Records from a data collection

* * * * * * *

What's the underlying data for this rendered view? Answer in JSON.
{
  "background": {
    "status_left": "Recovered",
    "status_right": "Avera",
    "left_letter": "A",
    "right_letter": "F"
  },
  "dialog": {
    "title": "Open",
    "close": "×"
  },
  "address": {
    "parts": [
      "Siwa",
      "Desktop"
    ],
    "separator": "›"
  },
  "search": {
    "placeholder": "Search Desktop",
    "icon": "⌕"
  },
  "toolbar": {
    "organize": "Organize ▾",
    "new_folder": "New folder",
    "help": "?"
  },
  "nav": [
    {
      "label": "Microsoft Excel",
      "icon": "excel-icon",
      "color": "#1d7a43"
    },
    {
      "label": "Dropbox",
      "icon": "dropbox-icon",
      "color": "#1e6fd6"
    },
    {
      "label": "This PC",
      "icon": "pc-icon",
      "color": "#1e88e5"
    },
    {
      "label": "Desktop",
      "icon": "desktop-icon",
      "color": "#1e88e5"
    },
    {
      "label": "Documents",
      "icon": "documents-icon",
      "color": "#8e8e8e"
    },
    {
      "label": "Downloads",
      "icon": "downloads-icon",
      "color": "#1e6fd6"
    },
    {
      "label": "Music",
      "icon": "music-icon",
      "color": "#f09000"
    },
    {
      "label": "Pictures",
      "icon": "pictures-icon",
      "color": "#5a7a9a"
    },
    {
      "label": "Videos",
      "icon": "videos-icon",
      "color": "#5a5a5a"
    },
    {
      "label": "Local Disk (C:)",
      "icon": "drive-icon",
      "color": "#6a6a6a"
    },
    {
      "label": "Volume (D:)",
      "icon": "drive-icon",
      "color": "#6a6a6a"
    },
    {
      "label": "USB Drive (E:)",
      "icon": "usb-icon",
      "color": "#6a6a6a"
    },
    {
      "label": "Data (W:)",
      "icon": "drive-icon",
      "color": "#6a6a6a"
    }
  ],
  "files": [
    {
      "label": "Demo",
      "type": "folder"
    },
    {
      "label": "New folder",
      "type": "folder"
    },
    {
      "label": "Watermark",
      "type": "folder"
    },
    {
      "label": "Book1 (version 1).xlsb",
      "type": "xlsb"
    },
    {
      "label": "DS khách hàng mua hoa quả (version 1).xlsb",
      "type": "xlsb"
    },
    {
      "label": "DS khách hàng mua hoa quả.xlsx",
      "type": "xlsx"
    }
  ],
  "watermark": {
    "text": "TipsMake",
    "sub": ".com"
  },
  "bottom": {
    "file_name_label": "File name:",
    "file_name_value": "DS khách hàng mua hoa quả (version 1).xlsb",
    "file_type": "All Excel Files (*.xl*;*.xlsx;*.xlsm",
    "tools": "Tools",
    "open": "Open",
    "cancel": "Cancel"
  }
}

* * * * * * *

What to produce: Here, the records must be output exactly and in full.

The result:
What's the underlying data for this rendered view? Answer in JSON.
{
  "background": {
    "status_left": "Recovered",
    "status_right": "Avera",
    "left_letter": "A",
    "right_letter": "F"
  },
  "dialog": {
    "title": "Open",
    "close": "×"
  },
  "address": {
    "parts": [
      "Siwa",
      "Desktop"
    ],
    "separator": "›"
  },
  "search": {
    "placeholder": "Search Desktop",
    "icon": "⌕"
  },
  "toolbar": {
    "organize": "Organize ▾",
    "new_folder": "New folder",
    "help": "?"
  },
  "nav": [
    {
      "label": "Microsoft Excel",
      "icon": "excel-icon",
      "color": "#1d7a43"
    },
    {
      "label": "Dropbox",
      "icon": "dropbox-icon",
      "color": "#1e6fd6"
    },
    {
      "label": "This PC",
      "icon": "pc-icon",
      "color": "#1e88e5"
    },
    {
      "label": "Desktop",
      "icon": "desktop-icon",
      "color": "#1e88e5"
    },
    {
      "label": "Documents",
      "icon": "documents-icon",
      "color": "#8e8e8e"
    },
    {
      "label": "Downloads",
      "icon": "downloads-icon",
      "color": "#1e6fd6"
    },
    {
      "label": "Music",
      "icon": "music-icon",
      "color": "#f09000"
    },
    {
      "label": "Pictures",
      "icon": "pictures-icon",
      "color": "#5a7a9a"
    },
    {
      "label": "Videos",
      "icon": "videos-icon",
      "color": "#5a5a5a"
    },
    {
      "label": "Local Disk (C:)",
      "icon": "drive-icon",
      "color": "#6a6a6a"
    },
    {
      "label": "Volume (D:)",
      "icon": "drive-icon",
      "color": "#6a6a6a"
    },
    {
      "label": "USB Drive (E:)",
      "icon": "usb-icon",
      "color": "#6a6a6a"
    },
    {
      "label": "Data (W:)",
      "icon": "drive-icon",
      "color": "#6a6a6a"
    }
  ],
  "files": [
    {
      "label": "Demo",
      "type": "folder"
    },
    {
      "label": "New folder",
      "type": "folder"
    },
    {
      "label": "Watermark",
      "type": "folder"
    },
    {
      "label": "Book1 (version 1).xlsb",
      "type": "xlsb"
    },
    {
      "label": "DS khách hàng mua hoa quả (version 1).xlsb",
      "type": "xlsb"
    },
    {
      "label": "DS khách hàng mua hoa quả.xlsx",
      "type": "xlsx"
    }
  ],
  "watermark": {
    "text": "TipsMake",
    "sub": ".com"
  },
  "bottom": {
    "file_name_label": "File name:",
    "file_name_value": "DS khách hàng mua hoa quả (version 1).xlsb",
    "file_type": "All Excel Files (*.xl*;*.xlsx;*.xlsm",
    "tools": "Tools",
    "open": "Open",
    "cancel": "Cancel"
  }
}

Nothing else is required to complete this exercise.